Exercise details: Give the data below again exactly as it stands. Omit the pictures.

Dataset excerpt

[start]

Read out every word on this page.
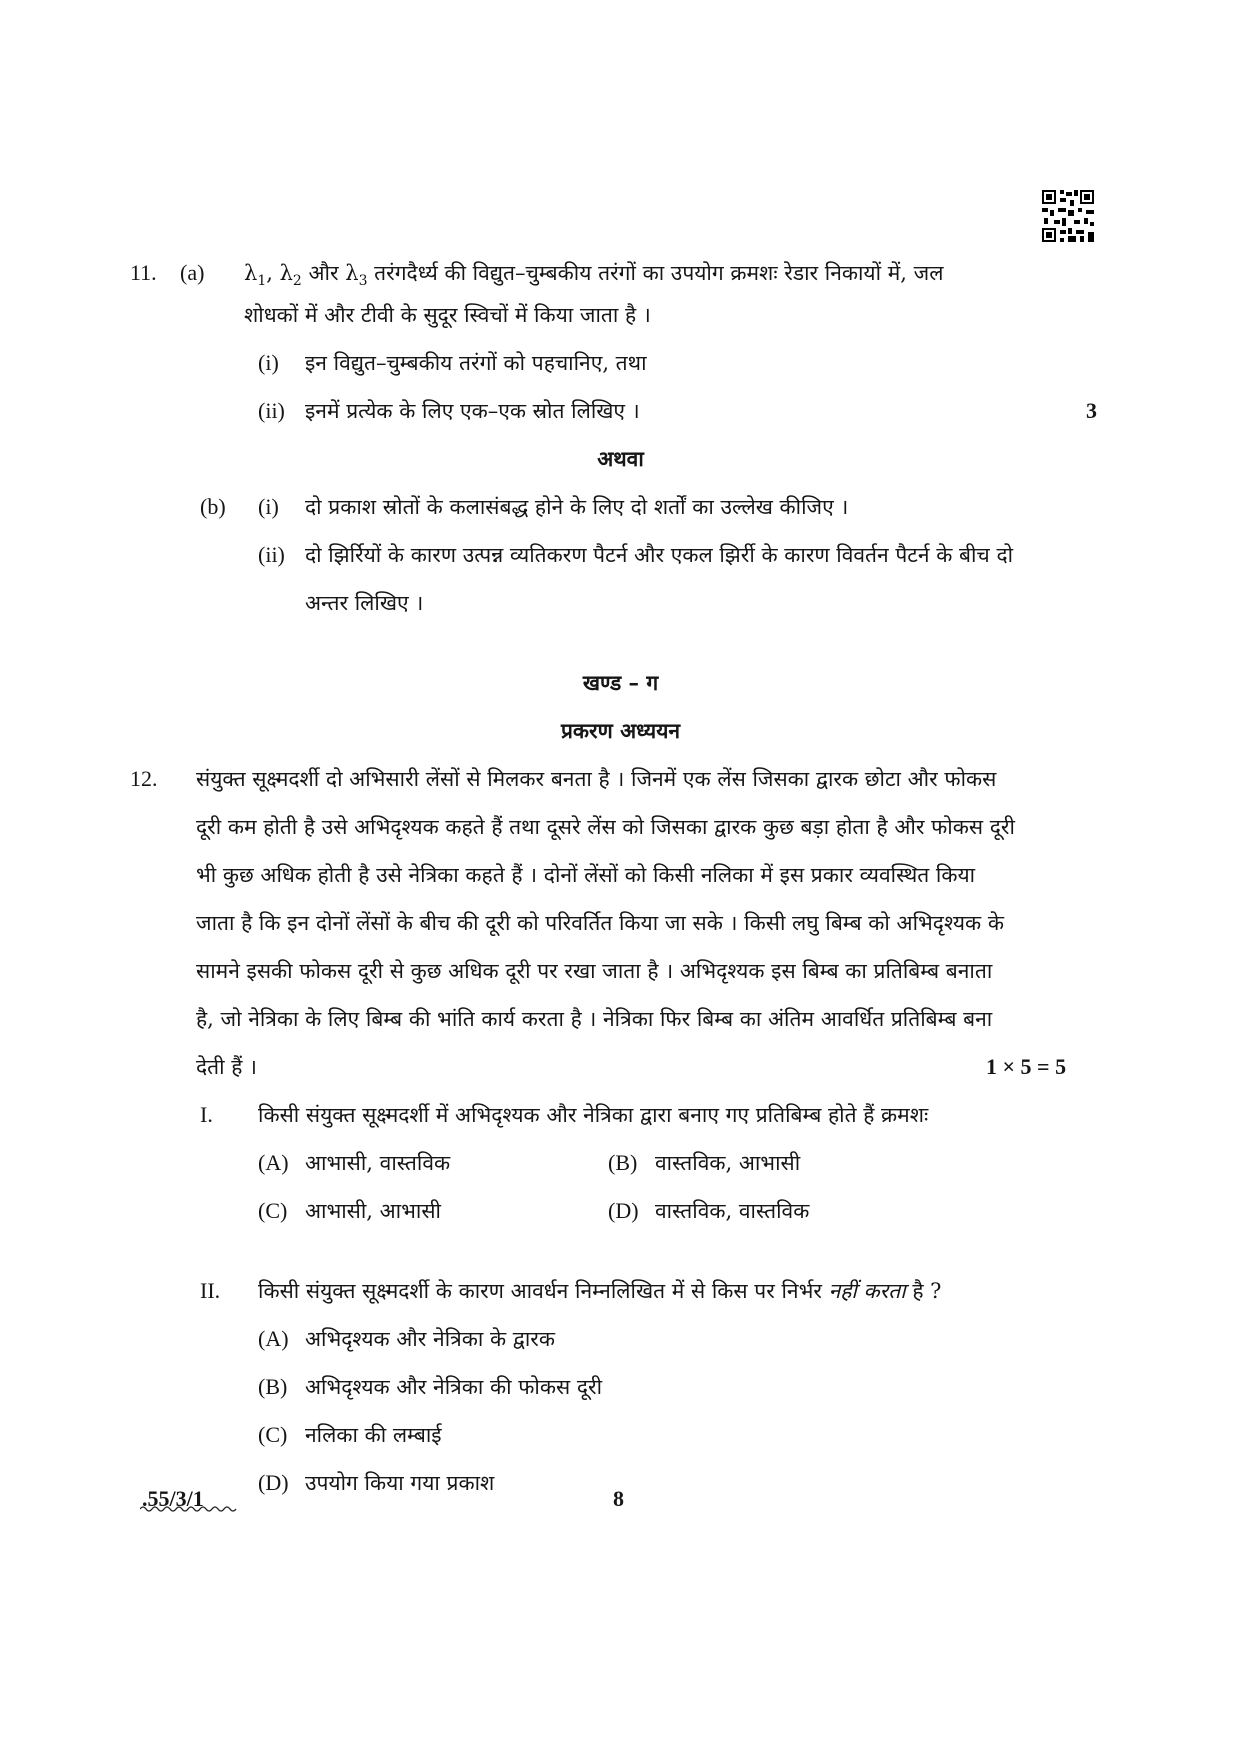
11. (a) $\lambda_1$, $\lambda_2$ और $\lambda_3$ तरंगदैर्ध्य की विद्युत–चुम्बकीय तरंगों का उपयोग क्रमशः रेडार निकायों में, जल
शोधकों में और टीवी के सुदूर स्विचों में किया जाता है ।
(i) इन विद्युत–चुम्बकीय तरंगों को पहचानिए, तथा
(ii) इनमें प्रत्येक के लिए एक–एक स्रोत लिखिए ।	3
अथवा
(b) (i) दो प्रकाश स्रोतों के कलासंबद्ध होने के लिए दो शर्तों का उल्लेख कीजिए ।
(ii) दो झिर्रियों के कारण उत्पन्न व्यतिकरण पैटर्न और एकल झिर्री के कारण विवर्तन पैटर्न के बीच दो
अन्तर लिखिए ।
खण्ड – ग
प्रकरण अध्ययन
12. संयुक्त सूक्ष्मदर्शी दो अभिसारी लेंसों से मिलकर बनता है । जिनमें एक लेंस जिसका द्वारक छोटा और फोकस
दूरी कम होती है उसे अभिदृश्यक कहते हैं तथा दूसरे लेंस को जिसका द्वारक कुछ बड़ा होता है और फोकस दूरी
भी कुछ अधिक होती है उसे नेत्रिका कहते हैं । दोनों लेंसों को किसी नलिका में इस प्रकार व्यवस्थित किया
जाता है कि इन दोनों लेंसों के बीच की दूरी को परिवर्तित किया जा सके । किसी लघु बिम्ब को अभिदृश्यक के
सामने इसकी फोकस दूरी से कुछ अधिक दूरी पर रखा जाता है । अभिदृश्यक इस बिम्ब का प्रतिबिम्ब बनाता
है, जो नेत्रिका के लिए बिम्ब की भांति कार्य करता है । नेत्रिका फिर बिम्ब का अंतिम आवर्धित प्रतिबिम्ब बना
देती हैं ।	1 × 5 = 5
I. किसी संयुक्त सूक्ष्मदर्शी में अभिदृश्यक और नेत्रिका द्वारा बनाए गए प्रतिबिम्ब होते हैं क्रमशः
(A) आभासी, वास्तविक	(B) वास्तविक, आभासी
(C) आभासी, आभासी	(D) वास्तविक, वास्तविक
II. किसी संयुक्त सूक्ष्मदर्शी के कारण आवर्धन निम्नलिखित में से किस पर निर्भर नहीं करता है ?
(A) अभिदृश्यक और नेत्रिका के द्वारक
(B) अभिदृश्यक और नेत्रिका की फोकस दूरी
(C) नलिका की लम्बाई
(D) उपयोग किया गया प्रकाश
.55/3/1	8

[end]

Answer to this task:
Read out every word on this page.
11. (a) $\lambda_1$, $\lambda_2$ और $\lambda_3$ तरंगदैर्ध्य की विद्युत–चुम्बकीय तरंगों का उपयोग क्रमशः रेडार निकायों में, जल
शोधकों में और टीवी के सुदूर स्विचों में किया जाता है ।
(i) इन विद्युत–चुम्बकीय तरंगों को पहचानिए, तथा
(ii) इनमें प्रत्येक के लिए एक–एक स्रोत लिखिए ।	3
अथवा
(b) (i) दो प्रकाश स्रोतों के कलासंबद्ध होने के लिए दो शर्तों का उल्लेख कीजिए ।
(ii) दो झिर्रियों के कारण उत्पन्न व्यतिकरण पैटर्न और एकल झिर्री के कारण विवर्तन पैटर्न के बीच दो
अन्तर लिखिए ।
खण्ड – ग
प्रकरण अध्ययन
12. संयुक्त सूक्ष्मदर्शी दो अभिसारी लेंसों से मिलकर बनता है । जिनमें एक लेंस जिसका द्वारक छोटा और फोकस
दूरी कम होती है उसे अभिदृश्यक कहते हैं तथा दूसरे लेंस को जिसका द्वारक कुछ बड़ा होता है और फोकस दूरी
भी कुछ अधिक होती है उसे नेत्रिका कहते हैं । दोनों लेंसों को किसी नलिका में इस प्रकार व्यवस्थित किया
जाता है कि इन दोनों लेंसों के बीच की दूरी को परिवर्तित किया जा सके । किसी लघु बिम्ब को अभिदृश्यक के
सामने इसकी फोकस दूरी से कुछ अधिक दूरी पर रखा जाता है । अभिदृश्यक इस बिम्ब का प्रतिबिम्ब बनाता
है, जो नेत्रिका के लिए बिम्ब की भांति कार्य करता है । नेत्रिका फिर बिम्ब का अंतिम आवर्धित प्रतिबिम्ब बना
देती हैं ।	1 × 5 = 5
I. किसी संयुक्त सूक्ष्मदर्शी में अभिदृश्यक और नेत्रिका द्वारा बनाए गए प्रतिबिम्ब होते हैं क्रमशः
(A) आभासी, वास्तविक	(B) वास्तविक, आभासी
(C) आभासी, आभासी	(D) वास्तविक, वास्तविक
II. किसी संयुक्त सूक्ष्मदर्शी के कारण आवर्धन निम्नलिखित में से किस पर निर्भर नहीं करता है ?
(A) अभिदृश्यक और नेत्रिका के द्वारक
(B) अभिदृश्यक और नेत्रिका की फोकस दूरी
(C) नलिका की लम्बाई
(D) उपयोग किया गया प्रकाश
.55/3/1	8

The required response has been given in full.